● **TASK DIRECTIONS**: Reproduce all of the listing below without alteration.

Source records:
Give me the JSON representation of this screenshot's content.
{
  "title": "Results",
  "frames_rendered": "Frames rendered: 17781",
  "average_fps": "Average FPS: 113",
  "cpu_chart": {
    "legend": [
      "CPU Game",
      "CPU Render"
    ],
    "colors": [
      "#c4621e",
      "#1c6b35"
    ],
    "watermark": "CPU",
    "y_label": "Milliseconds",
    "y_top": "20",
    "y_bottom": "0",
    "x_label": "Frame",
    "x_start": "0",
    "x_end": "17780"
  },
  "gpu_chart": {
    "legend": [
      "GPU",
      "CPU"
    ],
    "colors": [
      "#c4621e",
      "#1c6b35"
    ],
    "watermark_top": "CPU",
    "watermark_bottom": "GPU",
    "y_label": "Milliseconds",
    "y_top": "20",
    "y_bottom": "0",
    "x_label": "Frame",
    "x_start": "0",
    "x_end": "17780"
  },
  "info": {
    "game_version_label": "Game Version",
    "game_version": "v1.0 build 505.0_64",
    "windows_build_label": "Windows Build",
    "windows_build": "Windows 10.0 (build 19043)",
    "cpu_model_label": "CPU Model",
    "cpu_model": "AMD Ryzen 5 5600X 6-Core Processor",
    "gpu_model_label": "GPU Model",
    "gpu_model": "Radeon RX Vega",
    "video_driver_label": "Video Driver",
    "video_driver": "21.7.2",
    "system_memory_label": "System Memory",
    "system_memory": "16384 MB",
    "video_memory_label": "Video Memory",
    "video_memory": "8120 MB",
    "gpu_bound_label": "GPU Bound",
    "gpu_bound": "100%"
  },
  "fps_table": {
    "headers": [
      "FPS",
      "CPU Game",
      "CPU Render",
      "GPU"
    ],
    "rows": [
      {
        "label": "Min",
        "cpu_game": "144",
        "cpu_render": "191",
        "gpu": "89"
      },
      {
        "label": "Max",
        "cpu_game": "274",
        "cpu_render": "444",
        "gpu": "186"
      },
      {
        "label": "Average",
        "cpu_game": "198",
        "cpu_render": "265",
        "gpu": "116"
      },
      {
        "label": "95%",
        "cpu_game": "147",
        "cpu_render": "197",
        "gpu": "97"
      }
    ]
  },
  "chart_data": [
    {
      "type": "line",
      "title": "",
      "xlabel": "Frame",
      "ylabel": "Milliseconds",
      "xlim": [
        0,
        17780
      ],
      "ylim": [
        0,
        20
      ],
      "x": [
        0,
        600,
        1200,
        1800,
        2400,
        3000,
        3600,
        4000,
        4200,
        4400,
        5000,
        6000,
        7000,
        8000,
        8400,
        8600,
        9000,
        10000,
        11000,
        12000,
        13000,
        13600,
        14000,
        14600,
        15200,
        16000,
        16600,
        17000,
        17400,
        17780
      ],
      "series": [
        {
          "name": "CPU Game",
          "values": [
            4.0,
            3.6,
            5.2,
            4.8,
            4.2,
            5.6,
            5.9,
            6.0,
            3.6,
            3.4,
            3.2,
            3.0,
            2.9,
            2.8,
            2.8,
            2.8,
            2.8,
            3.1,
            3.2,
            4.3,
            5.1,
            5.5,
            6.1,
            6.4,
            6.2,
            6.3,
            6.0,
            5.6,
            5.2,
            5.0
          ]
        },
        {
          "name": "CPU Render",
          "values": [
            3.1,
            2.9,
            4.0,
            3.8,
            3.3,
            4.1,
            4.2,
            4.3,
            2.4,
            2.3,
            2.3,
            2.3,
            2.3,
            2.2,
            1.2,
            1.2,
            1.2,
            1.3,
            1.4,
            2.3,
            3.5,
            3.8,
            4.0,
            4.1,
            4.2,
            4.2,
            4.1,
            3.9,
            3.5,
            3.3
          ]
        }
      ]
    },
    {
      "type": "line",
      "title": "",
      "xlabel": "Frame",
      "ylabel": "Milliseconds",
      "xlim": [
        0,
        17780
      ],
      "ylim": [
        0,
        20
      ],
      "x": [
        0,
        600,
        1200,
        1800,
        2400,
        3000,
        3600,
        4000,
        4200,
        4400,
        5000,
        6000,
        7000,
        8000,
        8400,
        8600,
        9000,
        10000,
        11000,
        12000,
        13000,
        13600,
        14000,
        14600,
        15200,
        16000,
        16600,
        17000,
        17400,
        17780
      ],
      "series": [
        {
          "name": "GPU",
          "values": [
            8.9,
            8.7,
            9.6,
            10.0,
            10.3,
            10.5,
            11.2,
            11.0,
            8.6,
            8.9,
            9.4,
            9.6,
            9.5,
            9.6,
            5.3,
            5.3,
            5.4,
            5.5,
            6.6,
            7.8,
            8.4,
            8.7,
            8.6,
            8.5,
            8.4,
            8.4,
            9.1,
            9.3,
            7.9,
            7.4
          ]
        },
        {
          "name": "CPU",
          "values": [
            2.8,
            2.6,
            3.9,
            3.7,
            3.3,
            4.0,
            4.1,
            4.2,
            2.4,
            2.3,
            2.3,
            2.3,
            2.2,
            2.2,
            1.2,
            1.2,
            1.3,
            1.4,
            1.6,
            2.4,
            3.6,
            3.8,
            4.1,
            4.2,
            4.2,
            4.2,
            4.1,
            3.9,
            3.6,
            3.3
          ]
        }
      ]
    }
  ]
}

● **THE RESULT**:
Give me the JSON representation of this screenshot's content.
{
  "title": "Results",
  "frames_rendered": "Frames rendered: 17781",
  "average_fps": "Average FPS: 113",
  "cpu_chart": {
    "legend": [
      "CPU Game",
      "CPU Render"
    ],
    "colors": [
      "#c4621e",
      "#1c6b35"
    ],
    "watermark": "CPU",
    "y_label": "Milliseconds",
    "y_top": "20",
    "y_bottom": "0",
    "x_label": "Frame",
    "x_start": "0",
    "x_end": "17780"
  },
  "gpu_chart": {
    "legend": [
      "GPU",
      "CPU"
    ],
    "colors": [
      "#c4621e",
      "#1c6b35"
    ],
    "watermark_top": "CPU",
    "watermark_bottom": "GPU",
    "y_label": "Milliseconds",
    "y_top": "20",
    "y_bottom": "0",
    "x_label": "Frame",
    "x_start": "0",
    "x_end": "17780"
  },
  "info": {
    "game_version_label": "Game Version",
    "game_version": "v1.0 build 505.0_64",
    "windows_build_label": "Windows Build",
    "windows_build": "Windows 10.0 (build 19043)",
    "cpu_model_label": "CPU Model",
    "cpu_model": "AMD Ryzen 5 5600X 6-Core Processor",
    "gpu_model_label": "GPU Model",
    "gpu_model": "Radeon RX Vega",
    "video_driver_label": "Video Driver",
    "video_driver": "21.7.2",
    "system_memory_label": "System Memory",
    "system_memory": "16384 MB",
    "video_memory_label": "Video Memory",
    "video_memory": "8120 MB",
    "gpu_bound_label": "GPU Bound",
    "gpu_bound": "100%"
  },
  "fps_table": {
    "headers": [
      "FPS",
      "CPU Game",
      "CPU Render",
      "GPU"
    ],
    "rows": [
      {
        "label": "Min",
        "cpu_game": "144",
        "cpu_render": "191",
        "gpu": "89"
      },
      {
        "label": "Max",
        "cpu_game": "274",
        "cpu_render": "444",
        "gpu": "186"
      },
      {
        "label": "Average",
        "cpu_game": "198",
        "cpu_render": "265",
        "gpu": "116"
      },
      {
        "label": "95%",
        "cpu_game": "147",
        "cpu_render": "197",
        "gpu": "97"
      }
    ]
  },
  "chart_data": [
    {
      "type": "line",
      "title": "",
      "xlabel": "Frame",
      "ylabel": "Milliseconds",
      "xlim": [
        0,
        17780
      ],
      "ylim": [
        0,
        20
      ],
      "x": [
        0,
        600,
        1200,
        1800,
        2400,
        3000,
        3600,
        4000,
        4200,
        4400,
        5000,
        6000,
        7000,
        8000,
        8400,
        8600,
        9000,
        10000,
        11000,
        12000,
        13000,
        13600,
        14000,
        14600,
        15200,
        16000,
        16600,
        17000,
        17400,
        17780
      ],
      "series": [
        {
          "name": "CPU Game",
          "values": [
            4.0,
            3.6,
            5.2,
            4.8,
            4.2,
            5.6,
            5.9,
            6.0,
            3.6,
            3.4,
            3.2,
            3.0,
            2.9,
            2.8,
            2.8,
            2.8,
            2.8,
            3.1,
            3.2,
            4.3,
            5.1,
            5.5,
            6.1,
            6.4,
            6.2,
            6.3,
            6.0,
            5.6,
            5.2,
            5.0
          ]
        },
        {
          "name": "CPU Render",
          "values": [
            3.1,
            2.9,
            4.0,
            3.8,
            3.3,
            4.1,
            4.2,
            4.3,
            2.4,
            2.3,
            2.3,
            2.3,
            2.3,
            2.2,
            1.2,
            1.2,
            1.2,
            1.3,
            1.4,
            2.3,
            3.5,
            3.8,
            4.0,
            4.1,
            4.2,
            4.2,
            4.1,
            3.9,
            3.5,
            3.3
          ]
        }
      ]
    },
    {
      "type": "line",
      "title": "",
      "xlabel": "Frame",
      "ylabel": "Milliseconds",
      "xlim": [
        0,
        17780
      ],
      "ylim": [
        0,
        20
      ],
      "x": [
        0,
        600,
        1200,
        1800,
        2400,
        3000,
        3600,
        4000,
        4200,
        4400,
        5000,
        6000,
        7000,
        8000,
        8400,
        8600,
        9000,
        10000,
        11000,
        12000,
        13000,
        13600,
        14000,
        14600,
        15200,
        16000,
        16600,
        17000,
        17400,
        17780
      ],
      "series": [
        {
          "name": "GPU",
          "values": [
            8.9,
            8.7,
            9.6,
            10.0,
            10.3,
            10.5,
            11.2,
            11.0,
            8.6,
            8.9,
            9.4,
            9.6,
            9.5,
            9.6,
            5.3,
            5.3,
            5.4,
            5.5,
            6.6,
            7.8,
            8.4,
            8.7,
            8.6,
            8.5,
            8.4,
            8.4,
            9.1,
            9.3,
            7.9,
            7.4
          ]
        },
        {
          "name": "CPU",
          "values": [
            2.8,
            2.6,
            3.9,
            3.7,
            3.3,
            4.0,
            4.1,
            4.2,
            2.4,
            2.3,
            2.3,
            2.3,
            2.2,
            2.2,
            1.2,
            1.2,
            1.3,
            1.4,
            1.6,
            2.4,
            3.6,
            3.8,
            4.1,
            4.2,
            4.2,
            4.2,
            4.1,
            3.9,
            3.6,
            3.3
          ]
        }
      ]
    }
  ]
}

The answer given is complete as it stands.